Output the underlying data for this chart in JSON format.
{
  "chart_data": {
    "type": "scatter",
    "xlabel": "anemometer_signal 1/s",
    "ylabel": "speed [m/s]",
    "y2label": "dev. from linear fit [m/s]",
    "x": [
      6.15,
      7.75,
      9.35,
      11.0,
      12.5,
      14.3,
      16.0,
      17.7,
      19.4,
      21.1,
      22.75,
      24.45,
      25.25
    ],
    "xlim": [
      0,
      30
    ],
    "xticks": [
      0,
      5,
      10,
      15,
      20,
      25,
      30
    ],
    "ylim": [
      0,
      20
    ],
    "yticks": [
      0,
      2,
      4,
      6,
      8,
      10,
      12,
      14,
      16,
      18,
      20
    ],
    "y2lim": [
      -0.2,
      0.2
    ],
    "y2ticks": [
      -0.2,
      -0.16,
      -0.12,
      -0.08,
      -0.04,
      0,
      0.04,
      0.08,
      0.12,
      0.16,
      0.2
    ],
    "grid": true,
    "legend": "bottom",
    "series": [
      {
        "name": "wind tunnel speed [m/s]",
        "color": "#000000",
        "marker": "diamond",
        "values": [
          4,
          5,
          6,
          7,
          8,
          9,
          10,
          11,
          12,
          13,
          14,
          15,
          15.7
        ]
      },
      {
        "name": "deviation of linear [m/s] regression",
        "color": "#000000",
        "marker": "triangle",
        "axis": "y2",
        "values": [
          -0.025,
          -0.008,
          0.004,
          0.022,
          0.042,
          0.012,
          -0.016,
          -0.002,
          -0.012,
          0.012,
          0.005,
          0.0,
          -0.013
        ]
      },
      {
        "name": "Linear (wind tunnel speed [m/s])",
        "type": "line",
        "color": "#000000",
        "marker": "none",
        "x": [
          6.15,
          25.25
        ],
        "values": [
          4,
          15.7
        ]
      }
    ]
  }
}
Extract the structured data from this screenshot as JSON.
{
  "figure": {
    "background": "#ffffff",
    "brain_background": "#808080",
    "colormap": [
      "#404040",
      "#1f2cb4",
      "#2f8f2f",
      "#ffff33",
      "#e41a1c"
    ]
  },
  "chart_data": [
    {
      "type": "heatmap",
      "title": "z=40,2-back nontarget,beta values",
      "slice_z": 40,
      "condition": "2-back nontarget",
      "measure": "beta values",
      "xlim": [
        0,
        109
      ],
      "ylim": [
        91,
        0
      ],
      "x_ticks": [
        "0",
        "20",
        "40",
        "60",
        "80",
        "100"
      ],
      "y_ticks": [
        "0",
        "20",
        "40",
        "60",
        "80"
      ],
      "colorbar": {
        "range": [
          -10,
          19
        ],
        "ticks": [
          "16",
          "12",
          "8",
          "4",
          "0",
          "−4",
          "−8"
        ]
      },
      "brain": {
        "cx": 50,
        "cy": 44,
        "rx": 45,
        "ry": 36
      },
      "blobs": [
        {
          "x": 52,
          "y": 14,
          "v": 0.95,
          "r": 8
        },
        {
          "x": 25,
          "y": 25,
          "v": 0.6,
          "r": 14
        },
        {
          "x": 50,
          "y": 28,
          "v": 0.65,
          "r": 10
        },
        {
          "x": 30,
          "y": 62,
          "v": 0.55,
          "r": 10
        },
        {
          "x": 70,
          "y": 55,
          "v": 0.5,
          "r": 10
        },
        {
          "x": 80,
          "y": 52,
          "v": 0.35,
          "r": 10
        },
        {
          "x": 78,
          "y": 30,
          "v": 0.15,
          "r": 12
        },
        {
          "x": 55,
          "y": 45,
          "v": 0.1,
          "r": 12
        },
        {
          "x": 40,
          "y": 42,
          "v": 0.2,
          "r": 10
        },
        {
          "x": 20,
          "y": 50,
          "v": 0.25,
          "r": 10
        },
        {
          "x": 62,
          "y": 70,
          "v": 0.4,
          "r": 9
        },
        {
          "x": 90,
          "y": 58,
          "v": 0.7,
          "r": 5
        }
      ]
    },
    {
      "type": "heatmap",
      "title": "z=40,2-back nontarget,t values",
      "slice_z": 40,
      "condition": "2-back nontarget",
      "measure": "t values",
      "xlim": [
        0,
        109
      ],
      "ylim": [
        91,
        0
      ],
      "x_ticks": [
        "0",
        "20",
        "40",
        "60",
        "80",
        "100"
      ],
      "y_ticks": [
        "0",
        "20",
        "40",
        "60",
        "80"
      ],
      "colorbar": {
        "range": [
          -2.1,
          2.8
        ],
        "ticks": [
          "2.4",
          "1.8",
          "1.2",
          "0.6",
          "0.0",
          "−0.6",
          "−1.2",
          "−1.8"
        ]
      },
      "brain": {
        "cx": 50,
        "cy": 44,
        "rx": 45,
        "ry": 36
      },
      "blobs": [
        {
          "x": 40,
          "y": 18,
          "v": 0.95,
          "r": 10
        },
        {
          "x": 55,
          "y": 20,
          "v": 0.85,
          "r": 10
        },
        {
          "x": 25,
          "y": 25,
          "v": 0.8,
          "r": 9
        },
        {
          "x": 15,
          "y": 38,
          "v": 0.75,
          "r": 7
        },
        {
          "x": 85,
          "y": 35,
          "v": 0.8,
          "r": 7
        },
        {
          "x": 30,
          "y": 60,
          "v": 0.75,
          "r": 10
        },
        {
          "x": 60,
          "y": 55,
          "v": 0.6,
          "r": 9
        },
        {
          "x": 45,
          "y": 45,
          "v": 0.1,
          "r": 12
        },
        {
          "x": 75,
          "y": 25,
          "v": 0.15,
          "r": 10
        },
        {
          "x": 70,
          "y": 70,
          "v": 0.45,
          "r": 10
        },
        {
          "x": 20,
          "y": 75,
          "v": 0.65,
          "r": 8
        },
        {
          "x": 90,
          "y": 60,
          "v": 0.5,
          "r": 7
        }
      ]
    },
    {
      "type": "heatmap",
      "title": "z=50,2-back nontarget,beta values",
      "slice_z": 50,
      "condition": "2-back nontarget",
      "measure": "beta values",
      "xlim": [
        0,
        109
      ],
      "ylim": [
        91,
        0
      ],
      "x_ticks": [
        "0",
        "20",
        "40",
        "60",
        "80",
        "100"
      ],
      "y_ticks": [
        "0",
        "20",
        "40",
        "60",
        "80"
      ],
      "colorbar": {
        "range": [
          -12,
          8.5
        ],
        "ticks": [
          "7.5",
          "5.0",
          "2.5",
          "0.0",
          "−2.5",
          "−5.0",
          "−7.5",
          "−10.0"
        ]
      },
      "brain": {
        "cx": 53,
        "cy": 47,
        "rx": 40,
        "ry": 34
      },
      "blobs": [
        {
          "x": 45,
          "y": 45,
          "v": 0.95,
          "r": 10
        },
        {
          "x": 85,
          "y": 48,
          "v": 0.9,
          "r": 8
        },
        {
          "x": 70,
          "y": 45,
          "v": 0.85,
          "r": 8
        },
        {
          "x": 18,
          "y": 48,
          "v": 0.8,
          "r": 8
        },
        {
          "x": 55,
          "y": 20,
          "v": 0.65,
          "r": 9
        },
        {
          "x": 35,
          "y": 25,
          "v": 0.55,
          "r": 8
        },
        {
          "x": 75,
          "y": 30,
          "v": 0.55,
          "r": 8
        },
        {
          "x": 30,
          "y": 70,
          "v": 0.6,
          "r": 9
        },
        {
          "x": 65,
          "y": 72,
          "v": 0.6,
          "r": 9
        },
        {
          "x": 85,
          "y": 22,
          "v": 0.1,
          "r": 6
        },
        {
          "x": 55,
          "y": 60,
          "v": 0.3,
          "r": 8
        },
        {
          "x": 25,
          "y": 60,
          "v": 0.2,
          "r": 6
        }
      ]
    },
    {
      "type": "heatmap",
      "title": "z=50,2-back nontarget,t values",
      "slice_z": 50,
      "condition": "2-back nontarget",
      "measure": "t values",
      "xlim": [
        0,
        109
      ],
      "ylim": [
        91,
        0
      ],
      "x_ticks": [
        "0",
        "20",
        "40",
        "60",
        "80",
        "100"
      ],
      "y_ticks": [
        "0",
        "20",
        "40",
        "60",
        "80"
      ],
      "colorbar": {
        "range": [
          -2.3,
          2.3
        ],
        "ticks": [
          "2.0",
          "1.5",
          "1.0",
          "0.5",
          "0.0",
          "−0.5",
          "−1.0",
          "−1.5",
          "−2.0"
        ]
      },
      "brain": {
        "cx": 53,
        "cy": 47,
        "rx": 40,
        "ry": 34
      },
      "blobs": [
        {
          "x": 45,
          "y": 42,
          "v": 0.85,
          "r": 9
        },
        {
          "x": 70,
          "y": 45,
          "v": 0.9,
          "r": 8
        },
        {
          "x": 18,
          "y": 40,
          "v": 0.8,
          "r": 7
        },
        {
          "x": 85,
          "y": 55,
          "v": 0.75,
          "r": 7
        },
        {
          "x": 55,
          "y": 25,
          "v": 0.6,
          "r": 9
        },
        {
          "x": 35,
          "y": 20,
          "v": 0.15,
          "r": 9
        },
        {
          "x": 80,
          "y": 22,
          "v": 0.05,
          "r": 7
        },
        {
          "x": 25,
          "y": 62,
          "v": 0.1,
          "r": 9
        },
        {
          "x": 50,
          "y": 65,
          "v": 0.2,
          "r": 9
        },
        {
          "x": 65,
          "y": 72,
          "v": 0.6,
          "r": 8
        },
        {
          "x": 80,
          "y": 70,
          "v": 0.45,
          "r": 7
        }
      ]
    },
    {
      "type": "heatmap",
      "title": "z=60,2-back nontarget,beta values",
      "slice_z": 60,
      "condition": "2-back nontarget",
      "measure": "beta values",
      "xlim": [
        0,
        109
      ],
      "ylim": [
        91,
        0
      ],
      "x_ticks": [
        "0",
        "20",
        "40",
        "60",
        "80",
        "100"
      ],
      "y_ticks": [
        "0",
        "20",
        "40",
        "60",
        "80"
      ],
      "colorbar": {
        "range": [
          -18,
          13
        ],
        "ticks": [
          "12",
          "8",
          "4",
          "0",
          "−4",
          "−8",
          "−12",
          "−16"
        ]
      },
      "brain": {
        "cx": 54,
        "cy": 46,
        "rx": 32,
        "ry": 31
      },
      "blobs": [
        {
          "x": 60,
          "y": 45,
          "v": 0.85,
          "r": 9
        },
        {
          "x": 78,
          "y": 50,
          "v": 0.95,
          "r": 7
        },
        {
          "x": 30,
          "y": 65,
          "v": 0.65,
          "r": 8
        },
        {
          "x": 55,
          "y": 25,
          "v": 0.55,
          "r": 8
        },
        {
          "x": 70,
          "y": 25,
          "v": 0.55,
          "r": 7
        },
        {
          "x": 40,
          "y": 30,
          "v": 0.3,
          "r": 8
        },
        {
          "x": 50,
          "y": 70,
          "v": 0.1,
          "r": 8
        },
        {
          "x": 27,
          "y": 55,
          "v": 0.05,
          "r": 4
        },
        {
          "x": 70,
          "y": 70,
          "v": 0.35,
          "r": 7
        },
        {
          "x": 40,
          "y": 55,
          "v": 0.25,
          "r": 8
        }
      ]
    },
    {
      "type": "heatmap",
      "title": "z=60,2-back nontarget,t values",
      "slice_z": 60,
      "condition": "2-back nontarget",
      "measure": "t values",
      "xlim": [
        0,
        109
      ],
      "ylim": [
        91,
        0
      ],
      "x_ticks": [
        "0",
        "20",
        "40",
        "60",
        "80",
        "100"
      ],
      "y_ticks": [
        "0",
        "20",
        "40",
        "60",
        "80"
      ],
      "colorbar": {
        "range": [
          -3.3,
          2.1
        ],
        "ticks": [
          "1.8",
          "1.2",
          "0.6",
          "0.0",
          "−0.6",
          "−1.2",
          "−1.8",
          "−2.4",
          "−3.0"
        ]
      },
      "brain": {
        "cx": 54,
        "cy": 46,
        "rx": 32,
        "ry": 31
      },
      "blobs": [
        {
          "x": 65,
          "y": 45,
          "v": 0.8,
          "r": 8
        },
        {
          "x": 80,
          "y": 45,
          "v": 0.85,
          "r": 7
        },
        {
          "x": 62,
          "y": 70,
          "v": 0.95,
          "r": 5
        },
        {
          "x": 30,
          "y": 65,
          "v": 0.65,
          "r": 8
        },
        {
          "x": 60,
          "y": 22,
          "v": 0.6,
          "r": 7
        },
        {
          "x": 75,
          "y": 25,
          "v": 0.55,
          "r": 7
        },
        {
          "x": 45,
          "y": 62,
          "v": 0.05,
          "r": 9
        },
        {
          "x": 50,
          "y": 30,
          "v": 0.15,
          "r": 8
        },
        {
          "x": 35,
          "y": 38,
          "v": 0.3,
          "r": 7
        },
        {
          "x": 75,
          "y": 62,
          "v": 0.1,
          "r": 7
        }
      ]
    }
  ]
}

-*-

• DIRECTIONS:
In the lines above, find each one with "from" and list it.

• FINISHED TASK:
    "y2label": "dev. from linear fit [m/s]",
Extract the structured data from this screenshot as JSON.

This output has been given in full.